Data entries –
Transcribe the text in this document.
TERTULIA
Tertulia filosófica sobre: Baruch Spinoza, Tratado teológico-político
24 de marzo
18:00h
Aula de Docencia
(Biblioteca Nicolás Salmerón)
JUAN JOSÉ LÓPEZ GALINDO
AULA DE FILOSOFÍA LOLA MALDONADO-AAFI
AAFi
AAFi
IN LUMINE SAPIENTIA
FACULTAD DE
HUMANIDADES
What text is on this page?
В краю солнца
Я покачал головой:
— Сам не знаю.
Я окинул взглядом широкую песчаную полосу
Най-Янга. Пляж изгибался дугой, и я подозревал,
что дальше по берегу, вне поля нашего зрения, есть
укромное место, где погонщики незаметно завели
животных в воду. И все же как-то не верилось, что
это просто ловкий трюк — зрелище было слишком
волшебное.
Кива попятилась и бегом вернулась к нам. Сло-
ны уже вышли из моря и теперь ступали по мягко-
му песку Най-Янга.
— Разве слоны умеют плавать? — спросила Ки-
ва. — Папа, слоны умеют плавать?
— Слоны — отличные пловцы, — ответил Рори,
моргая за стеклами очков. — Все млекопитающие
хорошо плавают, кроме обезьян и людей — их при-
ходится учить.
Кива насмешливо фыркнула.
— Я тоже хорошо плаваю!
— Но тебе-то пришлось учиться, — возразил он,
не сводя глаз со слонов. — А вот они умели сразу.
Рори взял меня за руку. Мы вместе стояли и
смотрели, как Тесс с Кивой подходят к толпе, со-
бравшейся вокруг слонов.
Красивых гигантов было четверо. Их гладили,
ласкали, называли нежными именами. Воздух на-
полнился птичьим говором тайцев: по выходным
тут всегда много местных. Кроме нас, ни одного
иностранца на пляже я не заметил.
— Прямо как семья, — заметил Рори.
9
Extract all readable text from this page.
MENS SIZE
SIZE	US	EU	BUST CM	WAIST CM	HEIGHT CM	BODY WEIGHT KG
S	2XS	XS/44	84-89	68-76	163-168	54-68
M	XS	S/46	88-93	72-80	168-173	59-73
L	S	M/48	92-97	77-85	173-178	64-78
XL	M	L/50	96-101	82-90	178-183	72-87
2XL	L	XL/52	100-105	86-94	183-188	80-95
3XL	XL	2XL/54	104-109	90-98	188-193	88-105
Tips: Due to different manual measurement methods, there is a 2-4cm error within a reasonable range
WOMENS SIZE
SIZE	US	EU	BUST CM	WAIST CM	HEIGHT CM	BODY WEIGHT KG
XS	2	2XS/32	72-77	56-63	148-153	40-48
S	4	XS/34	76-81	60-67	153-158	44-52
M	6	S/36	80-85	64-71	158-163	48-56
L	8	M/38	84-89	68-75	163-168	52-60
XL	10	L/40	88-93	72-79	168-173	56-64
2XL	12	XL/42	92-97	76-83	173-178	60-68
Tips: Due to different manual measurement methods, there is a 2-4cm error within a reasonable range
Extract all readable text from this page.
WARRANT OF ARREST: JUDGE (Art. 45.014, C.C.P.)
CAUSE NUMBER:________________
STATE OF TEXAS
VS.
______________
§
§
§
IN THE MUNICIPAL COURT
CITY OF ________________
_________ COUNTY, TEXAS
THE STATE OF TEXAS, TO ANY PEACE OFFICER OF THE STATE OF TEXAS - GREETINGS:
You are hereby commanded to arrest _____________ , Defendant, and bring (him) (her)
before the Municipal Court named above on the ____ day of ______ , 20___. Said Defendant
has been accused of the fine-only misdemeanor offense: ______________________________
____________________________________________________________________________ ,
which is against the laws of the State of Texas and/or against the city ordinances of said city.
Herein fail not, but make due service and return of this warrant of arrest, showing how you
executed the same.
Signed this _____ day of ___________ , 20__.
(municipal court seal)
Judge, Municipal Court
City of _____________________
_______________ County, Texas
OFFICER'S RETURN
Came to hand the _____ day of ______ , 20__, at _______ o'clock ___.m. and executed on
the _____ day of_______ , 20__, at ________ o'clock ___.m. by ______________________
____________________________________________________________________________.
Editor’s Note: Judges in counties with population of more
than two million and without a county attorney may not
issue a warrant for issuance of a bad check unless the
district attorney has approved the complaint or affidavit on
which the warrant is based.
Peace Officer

WORK INSTRUCTIONS –
State the number of lines in the data that include the string "clock", and add nothing else.

OUTPUT OF THE TASK –
2